**GIVEN RECORDS:**
::::
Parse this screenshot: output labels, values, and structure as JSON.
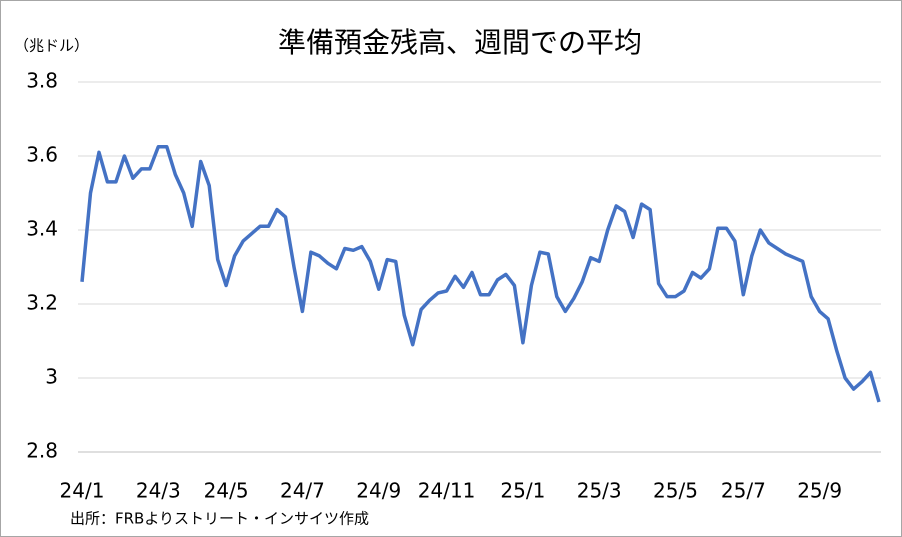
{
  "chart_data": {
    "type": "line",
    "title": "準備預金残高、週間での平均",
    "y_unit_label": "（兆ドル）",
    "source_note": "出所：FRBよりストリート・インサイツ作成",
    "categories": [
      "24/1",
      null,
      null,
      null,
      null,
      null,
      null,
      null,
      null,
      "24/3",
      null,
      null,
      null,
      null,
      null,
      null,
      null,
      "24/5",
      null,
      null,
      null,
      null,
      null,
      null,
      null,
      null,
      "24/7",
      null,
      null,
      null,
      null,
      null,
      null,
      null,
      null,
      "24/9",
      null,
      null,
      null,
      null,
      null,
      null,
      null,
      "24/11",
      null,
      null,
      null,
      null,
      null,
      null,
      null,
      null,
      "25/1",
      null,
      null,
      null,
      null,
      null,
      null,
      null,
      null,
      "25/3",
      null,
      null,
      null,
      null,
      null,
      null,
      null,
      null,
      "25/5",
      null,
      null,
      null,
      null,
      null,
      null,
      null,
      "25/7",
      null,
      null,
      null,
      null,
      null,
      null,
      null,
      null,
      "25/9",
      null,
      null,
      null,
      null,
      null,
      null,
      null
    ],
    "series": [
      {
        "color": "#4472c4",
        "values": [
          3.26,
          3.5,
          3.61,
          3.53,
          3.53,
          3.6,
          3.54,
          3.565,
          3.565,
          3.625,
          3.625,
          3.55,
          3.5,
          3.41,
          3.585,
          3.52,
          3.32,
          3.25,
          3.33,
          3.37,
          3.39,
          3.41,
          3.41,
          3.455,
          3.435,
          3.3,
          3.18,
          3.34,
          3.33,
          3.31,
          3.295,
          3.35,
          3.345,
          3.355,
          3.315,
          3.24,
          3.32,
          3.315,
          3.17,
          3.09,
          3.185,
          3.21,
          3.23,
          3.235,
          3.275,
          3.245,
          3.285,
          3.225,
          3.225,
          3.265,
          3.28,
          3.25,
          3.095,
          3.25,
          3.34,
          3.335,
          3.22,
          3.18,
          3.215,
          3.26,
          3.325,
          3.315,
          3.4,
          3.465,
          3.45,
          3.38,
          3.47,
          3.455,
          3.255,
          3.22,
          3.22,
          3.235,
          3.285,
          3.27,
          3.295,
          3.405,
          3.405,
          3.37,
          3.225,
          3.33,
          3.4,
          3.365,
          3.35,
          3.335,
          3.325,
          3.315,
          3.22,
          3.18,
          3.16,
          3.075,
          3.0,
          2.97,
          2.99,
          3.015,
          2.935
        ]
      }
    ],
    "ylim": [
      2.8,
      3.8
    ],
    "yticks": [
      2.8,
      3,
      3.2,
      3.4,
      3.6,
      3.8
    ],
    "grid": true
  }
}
::::
**SET TASK:** Pull out every line holding "values" from the records above, and copy it.

**WORKED ANSWER:**
Parse this screenshot: output labels, values, and structure as JSON.
        "values": [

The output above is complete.